* [MATERIAL SHOWN]:

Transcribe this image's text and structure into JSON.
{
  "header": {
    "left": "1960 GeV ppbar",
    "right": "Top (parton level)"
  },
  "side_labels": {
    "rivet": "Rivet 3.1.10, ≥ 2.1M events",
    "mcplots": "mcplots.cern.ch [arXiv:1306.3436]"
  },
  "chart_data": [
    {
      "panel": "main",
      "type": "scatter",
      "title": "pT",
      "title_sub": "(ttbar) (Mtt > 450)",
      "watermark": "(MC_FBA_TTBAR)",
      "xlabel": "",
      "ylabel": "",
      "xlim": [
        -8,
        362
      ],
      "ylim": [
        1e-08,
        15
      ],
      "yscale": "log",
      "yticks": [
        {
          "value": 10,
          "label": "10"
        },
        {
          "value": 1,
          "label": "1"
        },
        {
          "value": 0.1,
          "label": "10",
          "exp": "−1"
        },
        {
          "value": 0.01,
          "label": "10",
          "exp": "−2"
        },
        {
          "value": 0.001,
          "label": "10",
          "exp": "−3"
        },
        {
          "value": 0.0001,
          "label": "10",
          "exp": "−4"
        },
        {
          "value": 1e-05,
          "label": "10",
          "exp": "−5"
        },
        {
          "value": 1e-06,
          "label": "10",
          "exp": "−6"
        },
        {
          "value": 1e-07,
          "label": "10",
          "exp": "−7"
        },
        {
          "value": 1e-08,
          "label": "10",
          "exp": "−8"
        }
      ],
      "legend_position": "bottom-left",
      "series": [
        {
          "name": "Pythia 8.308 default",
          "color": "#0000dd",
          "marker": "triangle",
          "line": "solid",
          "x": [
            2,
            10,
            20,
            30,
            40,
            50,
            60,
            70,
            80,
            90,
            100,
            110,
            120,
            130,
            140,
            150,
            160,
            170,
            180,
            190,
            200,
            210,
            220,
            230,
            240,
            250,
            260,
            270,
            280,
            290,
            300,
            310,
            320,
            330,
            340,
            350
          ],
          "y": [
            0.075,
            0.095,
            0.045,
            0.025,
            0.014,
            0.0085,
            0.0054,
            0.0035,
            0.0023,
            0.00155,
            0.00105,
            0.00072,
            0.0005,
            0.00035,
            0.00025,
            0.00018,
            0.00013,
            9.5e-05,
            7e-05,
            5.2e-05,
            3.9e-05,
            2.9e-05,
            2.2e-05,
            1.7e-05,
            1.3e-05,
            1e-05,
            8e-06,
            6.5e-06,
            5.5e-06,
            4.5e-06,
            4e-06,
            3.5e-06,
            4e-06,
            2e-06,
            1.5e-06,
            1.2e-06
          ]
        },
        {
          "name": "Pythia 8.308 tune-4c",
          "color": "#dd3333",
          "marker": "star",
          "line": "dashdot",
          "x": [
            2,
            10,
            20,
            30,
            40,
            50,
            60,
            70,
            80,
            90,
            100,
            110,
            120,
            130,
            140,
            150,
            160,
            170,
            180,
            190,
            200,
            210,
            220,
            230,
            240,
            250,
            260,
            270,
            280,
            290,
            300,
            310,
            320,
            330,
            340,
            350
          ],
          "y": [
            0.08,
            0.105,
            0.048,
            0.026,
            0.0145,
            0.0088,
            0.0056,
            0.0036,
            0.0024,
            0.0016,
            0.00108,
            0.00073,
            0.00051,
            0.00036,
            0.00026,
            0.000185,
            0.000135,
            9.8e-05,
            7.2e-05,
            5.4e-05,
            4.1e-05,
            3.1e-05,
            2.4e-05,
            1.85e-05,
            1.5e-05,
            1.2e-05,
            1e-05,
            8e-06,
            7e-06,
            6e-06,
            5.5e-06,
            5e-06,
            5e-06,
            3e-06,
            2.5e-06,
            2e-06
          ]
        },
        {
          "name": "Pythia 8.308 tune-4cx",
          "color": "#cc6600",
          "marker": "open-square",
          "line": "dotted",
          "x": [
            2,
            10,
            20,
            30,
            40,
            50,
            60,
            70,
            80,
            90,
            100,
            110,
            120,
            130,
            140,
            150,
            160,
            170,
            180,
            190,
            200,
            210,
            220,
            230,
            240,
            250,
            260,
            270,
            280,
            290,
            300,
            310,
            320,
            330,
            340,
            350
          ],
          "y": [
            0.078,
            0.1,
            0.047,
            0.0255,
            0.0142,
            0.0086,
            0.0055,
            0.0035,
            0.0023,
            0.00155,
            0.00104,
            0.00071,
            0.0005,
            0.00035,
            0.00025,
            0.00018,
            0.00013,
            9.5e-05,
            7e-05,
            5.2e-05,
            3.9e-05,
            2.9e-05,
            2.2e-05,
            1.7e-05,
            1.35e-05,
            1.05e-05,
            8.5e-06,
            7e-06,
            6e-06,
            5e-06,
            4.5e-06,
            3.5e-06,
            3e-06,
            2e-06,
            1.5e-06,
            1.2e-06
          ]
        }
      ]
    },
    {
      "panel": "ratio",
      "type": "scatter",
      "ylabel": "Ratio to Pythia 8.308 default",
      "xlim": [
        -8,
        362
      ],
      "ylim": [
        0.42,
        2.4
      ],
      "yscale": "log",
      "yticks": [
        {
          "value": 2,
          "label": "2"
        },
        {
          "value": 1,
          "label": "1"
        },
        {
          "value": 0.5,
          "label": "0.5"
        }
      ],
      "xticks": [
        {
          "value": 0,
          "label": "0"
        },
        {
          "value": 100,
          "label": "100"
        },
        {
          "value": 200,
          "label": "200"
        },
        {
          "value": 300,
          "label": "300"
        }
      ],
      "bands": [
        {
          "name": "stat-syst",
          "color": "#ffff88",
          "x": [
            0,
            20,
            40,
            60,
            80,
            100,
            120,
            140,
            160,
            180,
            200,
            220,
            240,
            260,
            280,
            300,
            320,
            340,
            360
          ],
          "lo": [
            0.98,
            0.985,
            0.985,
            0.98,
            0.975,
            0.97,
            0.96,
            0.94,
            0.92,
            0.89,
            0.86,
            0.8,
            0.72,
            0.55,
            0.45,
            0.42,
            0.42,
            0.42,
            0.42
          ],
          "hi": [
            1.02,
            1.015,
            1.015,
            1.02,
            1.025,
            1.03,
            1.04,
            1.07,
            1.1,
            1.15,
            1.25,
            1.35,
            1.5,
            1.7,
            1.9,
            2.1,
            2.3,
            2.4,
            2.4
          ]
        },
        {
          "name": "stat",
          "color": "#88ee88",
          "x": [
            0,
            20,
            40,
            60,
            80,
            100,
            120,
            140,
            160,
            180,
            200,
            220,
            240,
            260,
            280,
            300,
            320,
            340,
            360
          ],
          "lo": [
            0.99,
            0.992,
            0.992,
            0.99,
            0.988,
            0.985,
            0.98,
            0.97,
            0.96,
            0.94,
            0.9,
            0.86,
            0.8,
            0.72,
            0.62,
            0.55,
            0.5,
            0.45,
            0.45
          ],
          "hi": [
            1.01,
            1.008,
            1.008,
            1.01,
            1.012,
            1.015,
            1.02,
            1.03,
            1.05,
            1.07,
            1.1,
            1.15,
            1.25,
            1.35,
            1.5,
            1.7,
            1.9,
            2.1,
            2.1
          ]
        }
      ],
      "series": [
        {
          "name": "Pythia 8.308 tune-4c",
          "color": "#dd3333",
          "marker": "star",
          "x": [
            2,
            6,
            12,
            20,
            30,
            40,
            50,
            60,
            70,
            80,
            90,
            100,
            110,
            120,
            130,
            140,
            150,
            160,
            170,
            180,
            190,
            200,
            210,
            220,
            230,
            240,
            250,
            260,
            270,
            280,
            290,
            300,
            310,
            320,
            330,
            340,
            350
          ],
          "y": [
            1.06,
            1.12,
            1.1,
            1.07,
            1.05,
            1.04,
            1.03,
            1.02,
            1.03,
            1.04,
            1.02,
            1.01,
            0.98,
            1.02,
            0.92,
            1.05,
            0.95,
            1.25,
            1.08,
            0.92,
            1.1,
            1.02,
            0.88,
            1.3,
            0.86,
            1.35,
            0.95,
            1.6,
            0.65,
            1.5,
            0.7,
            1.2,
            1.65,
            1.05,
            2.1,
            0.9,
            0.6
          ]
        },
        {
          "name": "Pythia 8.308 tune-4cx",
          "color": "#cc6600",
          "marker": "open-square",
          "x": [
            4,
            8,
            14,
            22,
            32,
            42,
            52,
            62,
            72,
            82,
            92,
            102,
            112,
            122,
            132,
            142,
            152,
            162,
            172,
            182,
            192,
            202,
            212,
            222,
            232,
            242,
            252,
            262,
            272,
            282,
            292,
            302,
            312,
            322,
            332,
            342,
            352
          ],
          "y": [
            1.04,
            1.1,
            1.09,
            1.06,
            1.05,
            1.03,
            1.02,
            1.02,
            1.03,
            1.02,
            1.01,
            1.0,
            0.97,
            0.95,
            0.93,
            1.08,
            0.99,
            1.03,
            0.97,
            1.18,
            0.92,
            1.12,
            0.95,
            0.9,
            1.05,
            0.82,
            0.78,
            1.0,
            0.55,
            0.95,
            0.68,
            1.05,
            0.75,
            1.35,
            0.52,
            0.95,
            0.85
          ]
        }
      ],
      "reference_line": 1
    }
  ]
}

* [WHAT IS BEING ASKED]: Looking at the records above, work out how many lines include the string "ylabel". Give the number and nothing else.

* [RESPONSE TO THE TASK]: 2